* **Document text**:

<<<<

I remember talking to Paul, saying ‘You have to watch The Day of the Jackal!’ because we have a foregone conclusion. We know Roosevelt is not going to be assassinated. That’s not the emotional thread to the story. What we don’t know is, throughout the thriller, who could die? What we have, really, on the plate is [Meyers] and we also know that Clegg could die.
Paul, how often do you jump off the couch when a story is broken? Does it happen a lot?
Paul Aitken: Yes. I think I do but I’m not fully aware of it. I do get excited. When you’re breaking story you’re looking to solve problems.
GC: If he gets up off the couch, you know you’ve got something.
PA: If someone suggests something that opens a path to solving a problem I do get excited. That’s part of the fun in the whole business of writing.
Paul, how did it end up that Graham and yourself were teamed for this episode?
PA: This was an episode that we thought Graham would be good for. I think it was because it was the action-adventure part of it that we thought he was well-suited for. He also knows the characters. Clegg was named after him, for God’s sake!
GC: This has to be said! Seasons ago, when I was on staff, we were coming up with an American spy character. We came up with different character traits. He’s wily, he’s covert. What do we call him? Paul said, ‘Clegg!’ [Laughs.] What was a joke in the story room then made it to script and I said, ‘Please guys, don’t.’ And they said, ‘Nope, it’s Clegg.’
There were a couple of things that I fought for and Paul said, ‘Whatever.’ I’m so thankful and massive kudos to director Leslie Hope. She just nailed it. One thing I fought for and it was kept in was the final shot of the legendary great white moose alive on its own. I said, ‘We’ve got to have that’ and Paul said, ‘OK.’ In terms of Clegg using a crossbow, I didn’t want any muzzle flare coming from anything, so it’s creepy. And that partially came from my love of the film For Your Eyes Only, the James Bond film, where Melina uses it in the first act. The other thing is, and Paul helped me out greatly with this, is the bolometer [Editor’s note: The script refers to it as a bolograph.]. Paul and I were talking and trying to figure out how to get some Murdochian technology in. I sent Paul a link to Predator, the 1987 film with Arnold Schwarzenegger. I said, ‘I want Predator technology when you see heat registry.’ Paul came back and said, ‘Well there is something,’ and it could see up to 400 yards through the darkness. It couldn’t see heat registry but it could sense something. That’s the way the bolometer came in and it was so fun to work with. Craig and the visual effects people in post-production nailed it.

>>>>

* **Work request 1**: In the interview, how far could the device Paul found see through the darkness?
* **Work request 2**: Duplicate the stretch of the interview from "PA: If someone" through "for God’s sake!".
* **Work request 3**: Go on with the interview about writing the episode, starting after its last sentence.
The listing that follows comes from a source separate from the interview.

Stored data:
<<<<

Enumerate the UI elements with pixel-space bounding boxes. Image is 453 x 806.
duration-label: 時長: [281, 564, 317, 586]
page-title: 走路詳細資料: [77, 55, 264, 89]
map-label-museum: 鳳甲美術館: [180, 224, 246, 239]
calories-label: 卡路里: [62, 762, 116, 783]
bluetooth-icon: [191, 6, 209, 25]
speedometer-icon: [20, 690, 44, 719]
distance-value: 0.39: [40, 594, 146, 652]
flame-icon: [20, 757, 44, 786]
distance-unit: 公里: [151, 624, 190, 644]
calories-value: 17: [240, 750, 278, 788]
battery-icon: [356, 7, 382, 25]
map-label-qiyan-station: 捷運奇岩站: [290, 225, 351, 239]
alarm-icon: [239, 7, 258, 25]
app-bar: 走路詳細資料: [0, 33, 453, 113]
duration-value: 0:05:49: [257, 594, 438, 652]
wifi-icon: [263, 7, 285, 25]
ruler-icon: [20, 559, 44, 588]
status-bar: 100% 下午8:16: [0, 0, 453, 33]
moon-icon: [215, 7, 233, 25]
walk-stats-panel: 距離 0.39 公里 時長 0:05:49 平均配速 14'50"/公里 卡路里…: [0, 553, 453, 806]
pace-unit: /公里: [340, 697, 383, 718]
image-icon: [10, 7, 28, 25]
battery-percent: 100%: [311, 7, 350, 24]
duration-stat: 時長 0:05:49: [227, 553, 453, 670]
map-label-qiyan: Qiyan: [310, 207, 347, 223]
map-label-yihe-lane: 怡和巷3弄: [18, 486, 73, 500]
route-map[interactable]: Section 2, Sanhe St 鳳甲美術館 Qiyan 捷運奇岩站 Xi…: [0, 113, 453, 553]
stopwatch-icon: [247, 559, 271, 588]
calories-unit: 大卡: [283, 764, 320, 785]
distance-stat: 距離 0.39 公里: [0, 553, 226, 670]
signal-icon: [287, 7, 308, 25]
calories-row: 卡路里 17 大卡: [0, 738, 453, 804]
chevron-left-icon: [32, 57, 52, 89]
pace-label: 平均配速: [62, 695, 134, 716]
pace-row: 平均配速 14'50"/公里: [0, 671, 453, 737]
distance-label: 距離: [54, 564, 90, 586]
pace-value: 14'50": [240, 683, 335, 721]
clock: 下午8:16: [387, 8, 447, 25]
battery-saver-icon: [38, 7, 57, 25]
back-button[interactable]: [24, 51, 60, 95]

>>>>

* **Reply 1**: Up to 400 yards.

* **Reply 2**:
PA: If someone suggests something that opens a path to solving a problem I do get excited. That’s part of the fun in the whole business of writing.
Paul, how did it end up that Graham and yourself were teamed for this episode?
PA: This was an episode that we thought Graham would be good for. I think it was because it was the action-adventure part of it that we thought he was well-suited for. He also knows the characters. Clegg was named after him, for God’s sake!

* **Reply 3**:
Paul, the relationship between Clegg and Meyers is an interesting one.
PA: I always thought the relationship was a working relationship, kind of like the sheepdog and the coyote, Frank and Ralph. One of them is charged with saving the sheep and the other is interested in killing the sheep. They respect each other and, deep down, some fondness for each other. But they exist to take each other down and we’ve done several incarnations where they try to do that quite directly. It’s a fun relationship and it’s fun to write for because of these inherent complexities. At the same time, we don’t take either character too seriously. As a writer, I am very fond of both of them.
Murdoch Mysteries returns with new episodes on Monday, Feb. 26, at 8 p.m. on CBC.